# EXERCISE REQUIREMENTS:
Extend the passage below on the 1835 Mexican pronunciamientos for a centralist system, beginning after its last sentence.

31 Orizaba called for the change of the constitution on 19 May 1835. The
acta prominently criticized the politics that aimed to destroy religion and public morals. Toluca declared itself in favor of a centralist system ten days later and emphasized that the new constitution should maintain the Roman Catholic religion as the only one in the country.
32 The change to a central system has long been interpreted as a conservative turn in Mexico’s political history and this is certainly correct when we look only at the top of the body politic (
Anna 1998;
Costeloe 1975). Nevertheless, behind this change lay the preoccupation of many Mexicans about their religion and the violence they had suffered since independence. Many
pronunciamientos following those of Orizaba and Toluca specifically mentioned these grievances. Villa de Mier, Tamaulipas, for example, pronounced on June 20 in favor of a centralist form of government because, “civil wars, taxes of all classes, and crimes committed in the name of liberty” had made life difficult.
33 However, these demands were not unanimous and many also mentioned liberal ideals. Many pueblos pronounced in order to protect the Catholic religion but they also wanted to preserve the separation of powers, especially mentioning that civil and military powers should not be in one hand, and supporting the freedom of the press.
34 Others declared in favor of a “popular, representative and central system.”
35In Ometepec, Puebla, the pronunciamiento in favor of the change to a central government system made eco of the explanation given in Teotitlán a year earlier and stated:
“A torrent of evils and misfortunes that occurred in recent times have reduced the Nation to nullity, have made it weak and unconscious of itself, as it was never seen since the memorable day of the conquest,” and went on to refer to the conquest and the colonial era. Coming to the reforms of 1833, it especially referred to “the decree of 24 October 1833, and the one that was sanctioned on the abolition of payment of tithes. All Mexicans have seen the bold invasion of personal security with that ingenuous law of ostracism, attacking the property of citizens, destroying the social pact, violating the most sacred rights of the country, heretically and shamelessly inculcating the Holy Religion that we profess…”

# DATA:
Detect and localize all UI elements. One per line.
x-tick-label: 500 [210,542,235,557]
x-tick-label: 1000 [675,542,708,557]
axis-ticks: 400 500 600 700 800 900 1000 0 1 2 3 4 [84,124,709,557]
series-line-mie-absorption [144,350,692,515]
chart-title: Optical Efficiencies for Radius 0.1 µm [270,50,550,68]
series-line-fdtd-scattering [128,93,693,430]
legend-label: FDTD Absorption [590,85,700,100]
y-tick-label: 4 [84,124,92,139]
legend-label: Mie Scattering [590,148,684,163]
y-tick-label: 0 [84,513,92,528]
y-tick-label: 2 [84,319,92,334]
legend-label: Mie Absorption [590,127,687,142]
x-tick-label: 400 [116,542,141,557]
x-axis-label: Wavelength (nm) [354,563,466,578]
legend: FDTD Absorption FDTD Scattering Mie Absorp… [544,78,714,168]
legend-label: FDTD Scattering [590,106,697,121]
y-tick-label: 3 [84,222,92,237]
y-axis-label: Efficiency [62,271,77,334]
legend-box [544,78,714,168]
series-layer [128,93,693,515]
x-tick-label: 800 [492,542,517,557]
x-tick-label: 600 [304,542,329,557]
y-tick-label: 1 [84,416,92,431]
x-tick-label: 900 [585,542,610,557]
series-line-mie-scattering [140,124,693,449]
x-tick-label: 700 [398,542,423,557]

# RESULT BELOW:
36 Interestingly, whereas the payment of tithes had led to frequent petitions, legal disputes, and even rebellion, when pueblos thought that priests asked for too much during the colonial era, in the 1830s, its reduction to a voluntary payment of the faithful was seen as part of an intent to destroy the social pact, and for this reason, denounced in radical rhetoric. Several measures concerning Church property which were discussed and passed by Congress at the end of 1833 evolved around the problem of empty state coffers. Hence, the abolition of a forced contribution given to the Church, which in turn provided religious services to the community, probably was seen as just another attempt to raise the state income—taxes being another topic that had a long history of contestation between the population and authorities.
37The frequent use of violence in politics came under attack in 1835. Some of the
actas referred to the violence of the past years; not only complaining about it, but also expressing its discontent with its use in political conflict. The
pronunciamiento of Tepeji, Puebla, for example, stated that “the citizens had the right to representation under all circumstances. But it should not be accepted that they took up arms and rebelled against the authorities and caused disorder thereby.” In another one, the citizens of Cuetzalan, Puebla, did not believe that federalism was responsible for turmoil and violence, but they also doubted that the federal system was strong enough to resolve the problem.